:: EXCERPTED DATA ::
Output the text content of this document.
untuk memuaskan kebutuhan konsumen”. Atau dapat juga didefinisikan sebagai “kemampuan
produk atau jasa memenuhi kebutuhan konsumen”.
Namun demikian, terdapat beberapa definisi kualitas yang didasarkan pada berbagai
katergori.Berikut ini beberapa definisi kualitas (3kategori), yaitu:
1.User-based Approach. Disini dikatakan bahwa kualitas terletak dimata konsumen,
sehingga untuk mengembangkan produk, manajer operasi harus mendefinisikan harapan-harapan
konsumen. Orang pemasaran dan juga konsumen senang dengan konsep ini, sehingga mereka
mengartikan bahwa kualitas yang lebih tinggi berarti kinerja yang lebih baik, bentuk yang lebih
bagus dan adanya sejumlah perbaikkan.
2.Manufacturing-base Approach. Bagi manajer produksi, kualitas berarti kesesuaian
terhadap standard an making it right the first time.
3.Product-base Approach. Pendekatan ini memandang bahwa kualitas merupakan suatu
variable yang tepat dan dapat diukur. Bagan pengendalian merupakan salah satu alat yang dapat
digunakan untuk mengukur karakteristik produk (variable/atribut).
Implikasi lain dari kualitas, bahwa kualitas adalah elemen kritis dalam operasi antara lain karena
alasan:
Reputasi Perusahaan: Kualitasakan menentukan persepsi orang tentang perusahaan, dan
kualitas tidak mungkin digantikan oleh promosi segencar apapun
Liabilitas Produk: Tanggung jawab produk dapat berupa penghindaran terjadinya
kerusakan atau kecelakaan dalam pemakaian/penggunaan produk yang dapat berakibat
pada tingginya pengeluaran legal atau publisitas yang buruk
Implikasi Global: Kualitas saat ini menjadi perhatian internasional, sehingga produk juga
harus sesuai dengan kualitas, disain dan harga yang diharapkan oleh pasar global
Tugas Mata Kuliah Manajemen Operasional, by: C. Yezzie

:: EXERCISE ::
Faithfully copy every entry, leaving nothing out.

:: ANSWER TO THIS PROBLEM ::
Output the text content of this document.
untuk memuaskan kebutuhan konsumen”. Atau dapat juga didefinisikan sebagai “kemampuan
produk atau jasa memenuhi kebutuhan konsumen”.
Namun demikian, terdapat beberapa definisi kualitas yang didasarkan pada berbagai
katergori.Berikut ini beberapa definisi kualitas (3kategori), yaitu:
1.User-based Approach. Disini dikatakan bahwa kualitas terletak dimata konsumen,
sehingga untuk mengembangkan produk, manajer operasi harus mendefinisikan harapan-harapan
konsumen. Orang pemasaran dan juga konsumen senang dengan konsep ini, sehingga mereka
mengartikan bahwa kualitas yang lebih tinggi berarti kinerja yang lebih baik, bentuk yang lebih
bagus dan adanya sejumlah perbaikkan.
2.Manufacturing-base Approach. Bagi manajer produksi, kualitas berarti kesesuaian
terhadap standard an making it right the first time.
3.Product-base Approach. Pendekatan ini memandang bahwa kualitas merupakan suatu
variable yang tepat dan dapat diukur. Bagan pengendalian merupakan salah satu alat yang dapat
digunakan untuk mengukur karakteristik produk (variable/atribut).
Implikasi lain dari kualitas, bahwa kualitas adalah elemen kritis dalam operasi antara lain karena
alasan:
Reputasi Perusahaan: Kualitasakan menentukan persepsi orang tentang perusahaan, dan
kualitas tidak mungkin digantikan oleh promosi segencar apapun
Liabilitas Produk: Tanggung jawab produk dapat berupa penghindaran terjadinya
kerusakan atau kecelakaan dalam pemakaian/penggunaan produk yang dapat berakibat
pada tingginya pengeluaran legal atau publisitas yang buruk
Implikasi Global: Kualitas saat ini menjadi perhatian internasional, sehingga produk juga
harus sesuai dengan kualitas, disain dan harga yang diharapkan oleh pasar global
Tugas Mata Kuliah Manajemen Operasional, by: C. Yezzie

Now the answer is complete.